JOB:
Exclude the pictures, then copy all remaining records exactly.

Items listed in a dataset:
# # # # # # #

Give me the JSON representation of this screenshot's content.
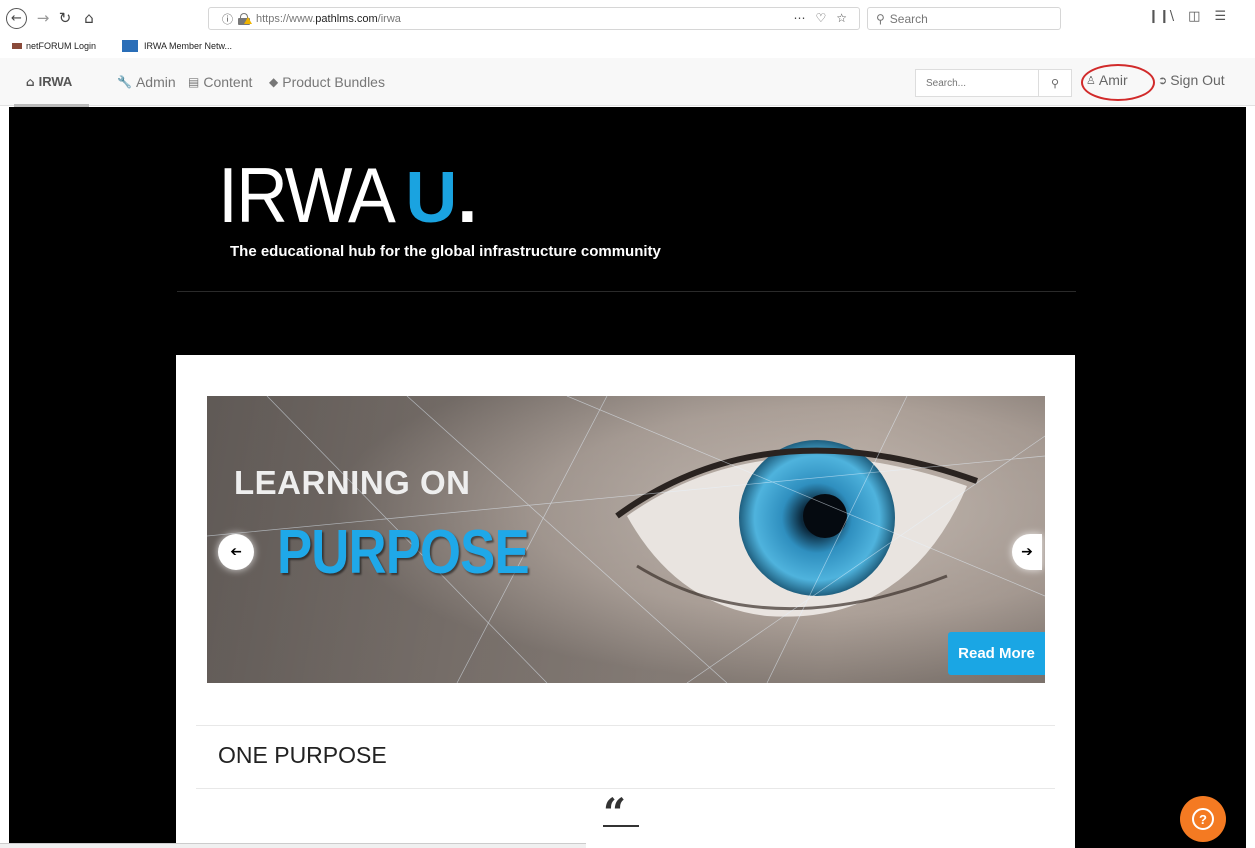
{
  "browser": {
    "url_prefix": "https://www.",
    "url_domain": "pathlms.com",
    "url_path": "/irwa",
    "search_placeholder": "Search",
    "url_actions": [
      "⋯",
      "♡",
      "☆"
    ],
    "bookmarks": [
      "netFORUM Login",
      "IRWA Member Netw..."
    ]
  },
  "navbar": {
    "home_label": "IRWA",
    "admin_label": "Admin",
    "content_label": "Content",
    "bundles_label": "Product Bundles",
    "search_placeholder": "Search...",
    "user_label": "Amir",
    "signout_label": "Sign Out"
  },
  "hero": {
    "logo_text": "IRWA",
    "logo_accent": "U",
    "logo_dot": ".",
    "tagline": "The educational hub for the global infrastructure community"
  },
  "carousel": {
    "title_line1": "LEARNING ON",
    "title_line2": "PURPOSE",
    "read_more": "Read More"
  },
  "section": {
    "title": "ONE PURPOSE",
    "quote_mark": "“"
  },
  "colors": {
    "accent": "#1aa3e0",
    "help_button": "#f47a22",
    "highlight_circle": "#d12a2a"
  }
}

# # # # # # #

EXERCISE RESPONSE:
Give me the JSON representation of this screenshot's content.
{
  "browser": {
    "url_prefix": "https://www.",
    "url_domain": "pathlms.com",
    "url_path": "/irwa",
    "search_placeholder": "Search",
    "url_actions": [
      "⋯",
      "♡",
      "☆"
    ],
    "bookmarks": [
      "netFORUM Login",
      "IRWA Member Netw..."
    ]
  },
  "navbar": {
    "home_label": "IRWA",
    "admin_label": "Admin",
    "content_label": "Content",
    "bundles_label": "Product Bundles",
    "search_placeholder": "Search...",
    "user_label": "Amir",
    "signout_label": "Sign Out"
  },
  "hero": {
    "logo_text": "IRWA",
    "logo_accent": "U",
    "logo_dot": ".",
    "tagline": "The educational hub for the global infrastructure community"
  },
  "carousel": {
    "title_line1": "LEARNING ON",
    "title_line2": "PURPOSE",
    "read_more": "Read More"
  },
  "section": {
    "title": "ONE PURPOSE",
    "quote_mark": "“"
  },
  "colors": {
    "accent": "#1aa3e0",
    "help_button": "#f47a22",
    "highlight_circle": "#d12a2a"
  }
}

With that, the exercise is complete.